-------- Excerpted data --------

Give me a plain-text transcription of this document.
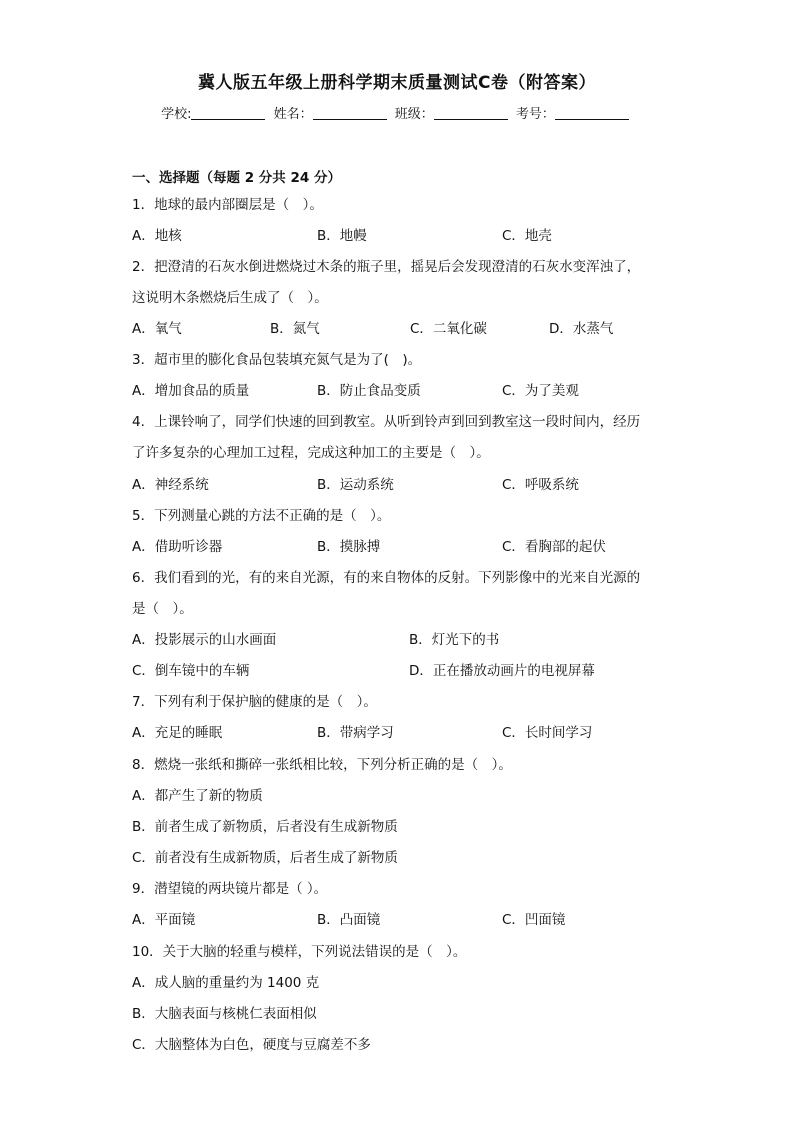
冀人版五年级上册科学期末质量测试C卷（附答案）
学校:	姓名：	班级：	考号：
一、选择题（每题 2 分共 24 分）
1．地球的最内部圈层是（　）。
A．地核	B．地幔	C．地壳
2．把澄清的石灰水倒进燃烧过木条的瓶子里，摇晃后会发现澄清的石灰水变浑浊了，
这说明木条燃烧后生成了（　）。
A．氧气	B．氮气	C．二氧化碳	D．水蒸气
3．超市里的膨化食品包装填充氮气是为了(　)。
A．增加食品的质量	B．防止食品变质	C．为了美观
4．上课铃响了，同学们快速的回到教室。从听到铃声到回到教室这一段时间内，经历
了许多复杂的心理加工过程，完成这种加工的主要是（　）。
A．神经系统	B．运动系统	C．呼吸系统
5．下列测量心跳的方法不正确的是（　）。
A．借助听诊器	B．摸脉搏	C．看胸部的起伏
6．我们看到的光，有的来自光源，有的来自物体的反射。下列影像中的光来自光源的
是（　）。
A．投影展示的山水画面	B．灯光下的书
C．倒车镜中的车辆	D．正在播放动画片的电视屏幕
7．下列有利于保护脑的健康的是（　）。
A．充足的睡眠	B．带病学习	C．长时间学习
8．燃烧一张纸和撕碎一张纸相比较，下列分析正确的是（　）。
A．都产生了新的物质
B．前者生成了新物质，后者没有生成新物质
C．前者没有生成新物质，后者生成了新物质
9．潜望镜的两块镜片都是（ ）。
A．平面镜	B．凸面镜	C．凹面镜
10．关于大脑的轻重与模样，下列说法错误的是（　）。
A．成人脑的重量约为 1400 克
B．大脑表面与核桃仁表面相似
C．大脑整体为白色，硬度与豆腐差不多
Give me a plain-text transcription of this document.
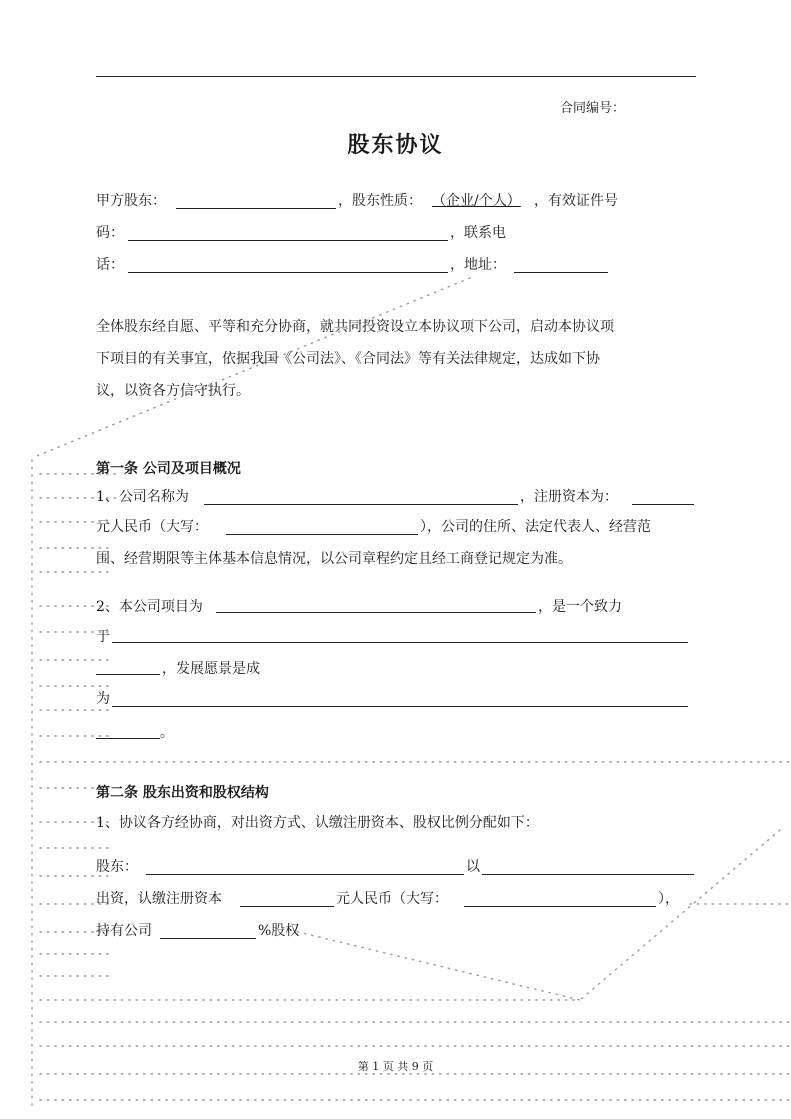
合同编号：
股东协议
甲方股东：	，股东性质： （企业/个人） ，有效证件号
码：	，联系电
话：	，地址：
全体股东经自愿、平等和充分协商，就共同投资设立本协议项下公司，启动本协议项
下项目的有关事宜，依据我国《公司法》、《合同法》等有关法律规定，达成如下协
议，以资各方信守执行。
第一条 公司及项目概况
1、公司名称为	，注册资本为：
元人民币（大写：	），公司的住所、法定代表人、经营范
围、经营期限等主体基本信息情况，以公司章程约定且经工商登记规定为准。
2、本公司项目为	，是一个致力
于
，发展愿景是成
为
。
第二条 股东出资和股权结构
1、协议各方经协商，对出资方式、认缴注册资本、股权比例分配如下：
股东：	以
出资，认缴注册资本	元人民币（大写：	），
持有公司	%股权
第 1 页 共 9 页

--------

## Job
Leave out the pictures, and give all the records again exactly.

## Written answer
Give me a plain-text transcription of this document.
冀人版五年级上册科学期末质量测试C卷（附答案）
学校:	姓名：	班级：	考号：
一、选择题（每题 2 分共 24 分）
1．地球的最内部圈层是（　）。
A．地核	B．地幔	C．地壳
2．把澄清的石灰水倒进燃烧过木条的瓶子里，摇晃后会发现澄清的石灰水变浑浊了，
这说明木条燃烧后生成了（　）。
A．氧气	B．氮气	C．二氧化碳	D．水蒸气
3．超市里的膨化食品包装填充氮气是为了(　)。
A．增加食品的质量	B．防止食品变质	C．为了美观
4．上课铃响了，同学们快速的回到教室。从听到铃声到回到教室这一段时间内，经历
了许多复杂的心理加工过程，完成这种加工的主要是（　）。
A．神经系统	B．运动系统	C．呼吸系统
5．下列测量心跳的方法不正确的是（　）。
A．借助听诊器	B．摸脉搏	C．看胸部的起伏
6．我们看到的光，有的来自光源，有的来自物体的反射。下列影像中的光来自光源的
是（　）。
A．投影展示的山水画面	B．灯光下的书
C．倒车镜中的车辆	D．正在播放动画片的电视屏幕
7．下列有利于保护脑的健康的是（　）。
A．充足的睡眠	B．带病学习	C．长时间学习
8．燃烧一张纸和撕碎一张纸相比较，下列分析正确的是（　）。
A．都产生了新的物质
B．前者生成了新物质，后者没有生成新物质
C．前者没有生成新物质，后者生成了新物质
9．潜望镜的两块镜片都是（ ）。
A．平面镜	B．凸面镜	C．凹面镜
10．关于大脑的轻重与模样，下列说法错误的是（　）。
A．成人脑的重量约为 1400 克
B．大脑表面与核桃仁表面相似
C．大脑整体为白色，硬度与豆腐差不多
Give me a plain-text transcription of this document.
合同编号：
股东协议
甲方股东：	，股东性质： （企业/个人） ，有效证件号
码：	，联系电
话：	，地址：
全体股东经自愿、平等和充分协商，就共同投资设立本协议项下公司，启动本协议项
下项目的有关事宜，依据我国《公司法》、《合同法》等有关法律规定，达成如下协
议，以资各方信守执行。
第一条 公司及项目概况
1、公司名称为	，注册资本为：
元人民币（大写：	），公司的住所、法定代表人、经营范
围、经营期限等主体基本信息情况，以公司章程约定且经工商登记规定为准。
2、本公司项目为	，是一个致力
于
，发展愿景是成
为
。
第二条 股东出资和股权结构
1、协议各方经协商，对出资方式、认缴注册资本、股权比例分配如下：
股东：	以
出资，认缴注册资本	元人民币（大写：	），
持有公司	%股权
第 1 页 共 9 页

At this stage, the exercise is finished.